- Your task: Do not carry the pictures over; copy every other part of the entries exactly.

>> Start

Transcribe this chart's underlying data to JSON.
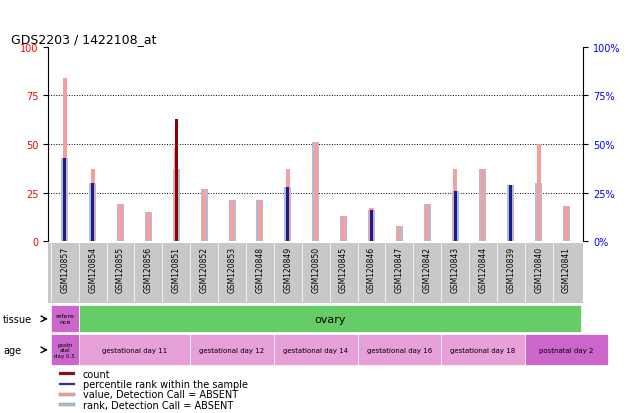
{
  "title": "GDS2203 / 1422108_at",
  "samples": [
    "GSM120857",
    "GSM120854",
    "GSM120855",
    "GSM120856",
    "GSM120851",
    "GSM120852",
    "GSM120853",
    "GSM120848",
    "GSM120849",
    "GSM120850",
    "GSM120845",
    "GSM120846",
    "GSM120847",
    "GSM120842",
    "GSM120843",
    "GSM120844",
    "GSM120839",
    "GSM120840",
    "GSM120841"
  ],
  "count_values": [
    0,
    0,
    0,
    0,
    63,
    0,
    0,
    0,
    0,
    0,
    0,
    0,
    0,
    0,
    0,
    0,
    0,
    0,
    0
  ],
  "rank_values": [
    43,
    30,
    0,
    0,
    37,
    0,
    0,
    0,
    28,
    0,
    0,
    16,
    0,
    0,
    26,
    0,
    29,
    0,
    0
  ],
  "absent_value": [
    84,
    37,
    19,
    15,
    48,
    27,
    21,
    21,
    37,
    51,
    13,
    17,
    8,
    19,
    37,
    37,
    23,
    50,
    18
  ],
  "absent_rank": [
    43,
    30,
    19,
    15,
    37,
    27,
    21,
    21,
    28,
    51,
    13,
    16,
    8,
    19,
    26,
    37,
    29,
    30,
    18
  ],
  "ylim": [
    0,
    100
  ],
  "yticks": [
    0,
    25,
    50,
    75,
    100
  ],
  "count_color": "#8B0000",
  "rank_color": "#1C1C8C",
  "absent_val_color": "#F4A0A0",
  "absent_rank_color": "#AABFDB",
  "tissue_row": {
    "reference_label": "refere\nnce",
    "reference_color": "#CC66CC",
    "ovary_label": "ovary",
    "ovary_color": "#66CC66",
    "n_reference": 1,
    "n_ovary": 18
  },
  "age_row": {
    "postnatal_label": "postn\natal\nday 0.5",
    "postnatal_color": "#CC66CC",
    "groups": [
      {
        "label": "gestational day 11",
        "n": 4,
        "color": "#E8A0D8"
      },
      {
        "label": "gestational day 12",
        "n": 3,
        "color": "#E8A0D8"
      },
      {
        "label": "gestational day 14",
        "n": 3,
        "color": "#E8A0D8"
      },
      {
        "label": "gestational day 16",
        "n": 3,
        "color": "#E8A0D8"
      },
      {
        "label": "gestational day 18",
        "n": 3,
        "color": "#E8A0D8"
      },
      {
        "label": "postnatal day 2",
        "n": 3,
        "color": "#CC66CC"
      }
    ]
  },
  "legend_items": [
    {
      "color": "#8B0000",
      "label": "count"
    },
    {
      "color": "#1C1C8C",
      "label": "percentile rank within the sample"
    },
    {
      "color": "#F4A0A0",
      "label": "value, Detection Call = ABSENT"
    },
    {
      "color": "#AABFDB",
      "label": "rank, Detection Call = ABSENT"
    }
  ]
}
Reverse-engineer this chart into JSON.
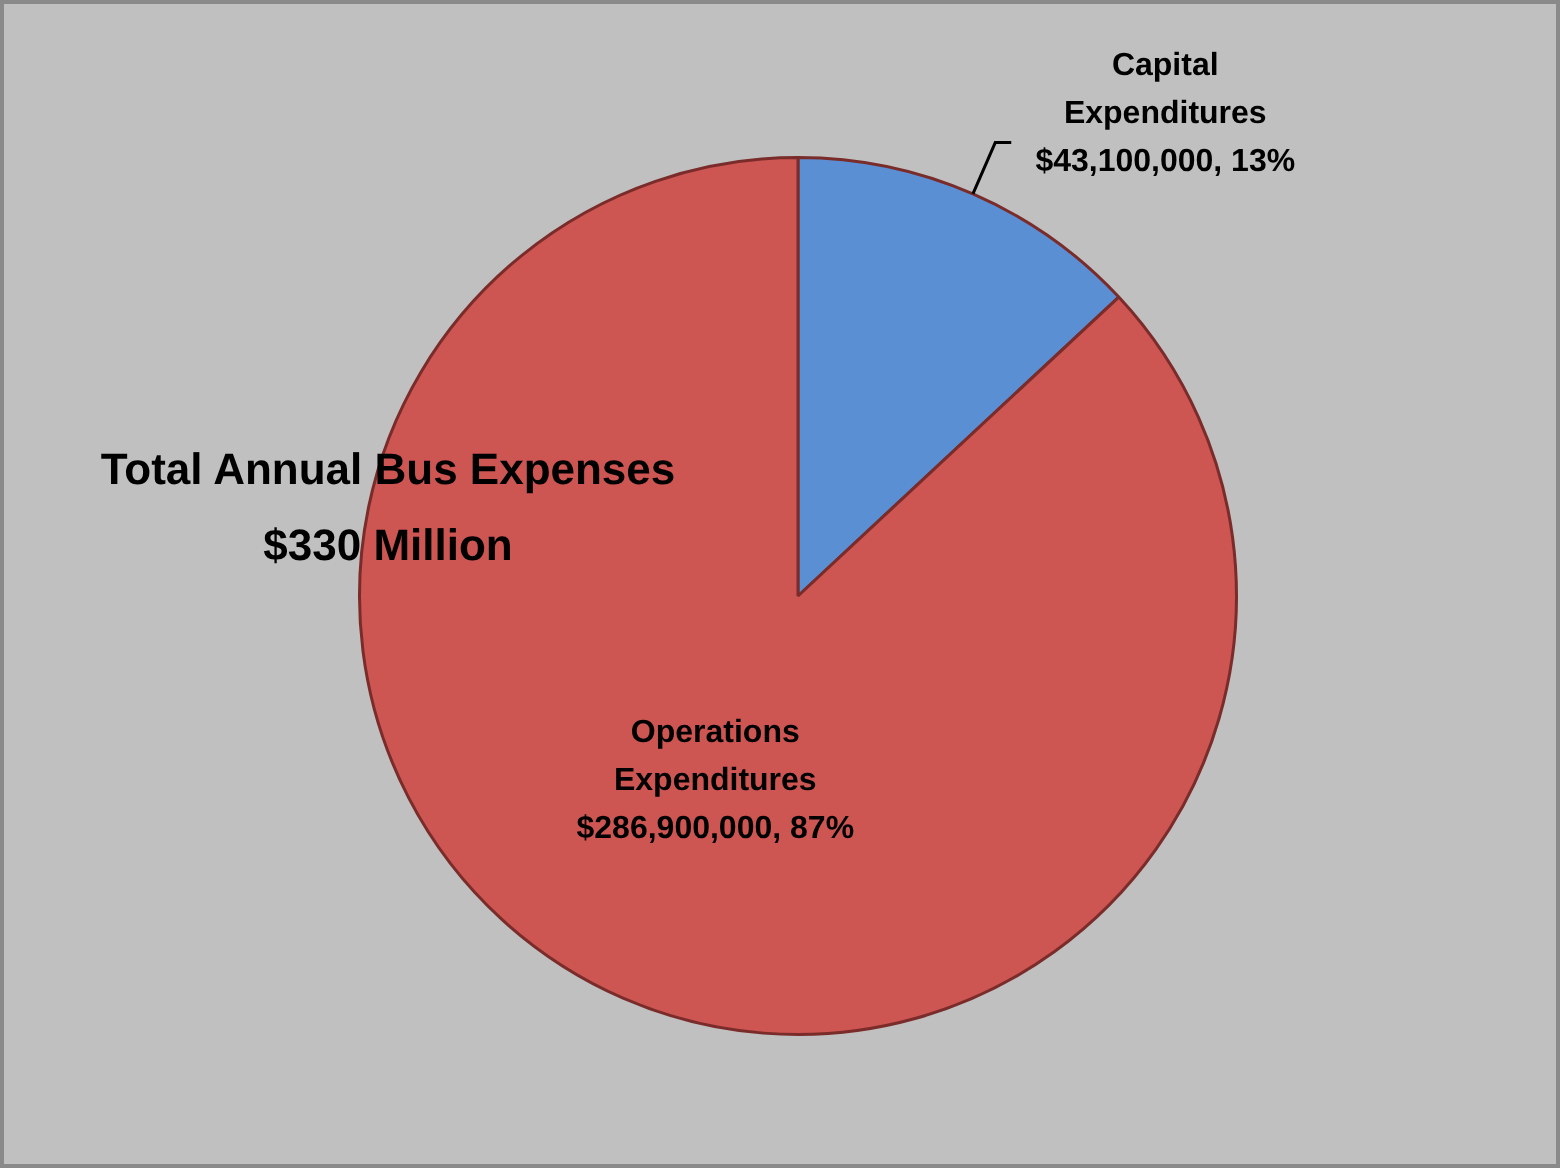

>> End

- Response:
Transcribe this chart's underlying data to JSON.
{
  "title": "GDS2203 / 1422108_at",
  "samples": [
    "GSM120857",
    "GSM120854",
    "GSM120855",
    "GSM120856",
    "GSM120851",
    "GSM120852",
    "GSM120853",
    "GSM120848",
    "GSM120849",
    "GSM120850",
    "GSM120845",
    "GSM120846",
    "GSM120847",
    "GSM120842",
    "GSM120843",
    "GSM120844",
    "GSM120839",
    "GSM120840",
    "GSM120841"
  ],
  "count_values": [
    0,
    0,
    0,
    0,
    63,
    0,
    0,
    0,
    0,
    0,
    0,
    0,
    0,
    0,
    0,
    0,
    0,
    0,
    0
  ],
  "rank_values": [
    43,
    30,
    0,
    0,
    37,
    0,
    0,
    0,
    28,
    0,
    0,
    16,
    0,
    0,
    26,
    0,
    29,
    0,
    0
  ],
  "absent_value": [
    84,
    37,
    19,
    15,
    48,
    27,
    21,
    21,
    37,
    51,
    13,
    17,
    8,
    19,
    37,
    37,
    23,
    50,
    18
  ],
  "absent_rank": [
    43,
    30,
    19,
    15,
    37,
    27,
    21,
    21,
    28,
    51,
    13,
    16,
    8,
    19,
    26,
    37,
    29,
    30,
    18
  ],
  "ylim": [
    0,
    100
  ],
  "yticks": [
    0,
    25,
    50,
    75,
    100
  ],
  "count_color": "#8B0000",
  "rank_color": "#1C1C8C",
  "absent_val_color": "#F4A0A0",
  "absent_rank_color": "#AABFDB",
  "tissue_row": {
    "reference_label": "refere\nnce",
    "reference_color": "#CC66CC",
    "ovary_label": "ovary",
    "ovary_color": "#66CC66",
    "n_reference": 1,
    "n_ovary": 18
  },
  "age_row": {
    "postnatal_label": "postn\natal\nday 0.5",
    "postnatal_color": "#CC66CC",
    "groups": [
      {
        "label": "gestational day 11",
        "n": 4,
        "color": "#E8A0D8"
      },
      {
        "label": "gestational day 12",
        "n": 3,
        "color": "#E8A0D8"
      },
      {
        "label": "gestational day 14",
        "n": 3,
        "color": "#E8A0D8"
      },
      {
        "label": "gestational day 16",
        "n": 3,
        "color": "#E8A0D8"
      },
      {
        "label": "gestational day 18",
        "n": 3,
        "color": "#E8A0D8"
      },
      {
        "label": "postnatal day 2",
        "n": 3,
        "color": "#CC66CC"
      }
    ]
  },
  "legend_items": [
    {
      "color": "#8B0000",
      "label": "count"
    },
    {
      "color": "#1C1C8C",
      "label": "percentile rank within the sample"
    },
    {
      "color": "#F4A0A0",
      "label": "value, Detection Call = ABSENT"
    },
    {
      "color": "#AABFDB",
      "label": "rank, Detection Call = ABSENT"
    }
  ]
}
Reverse-engineer this chart into JSON.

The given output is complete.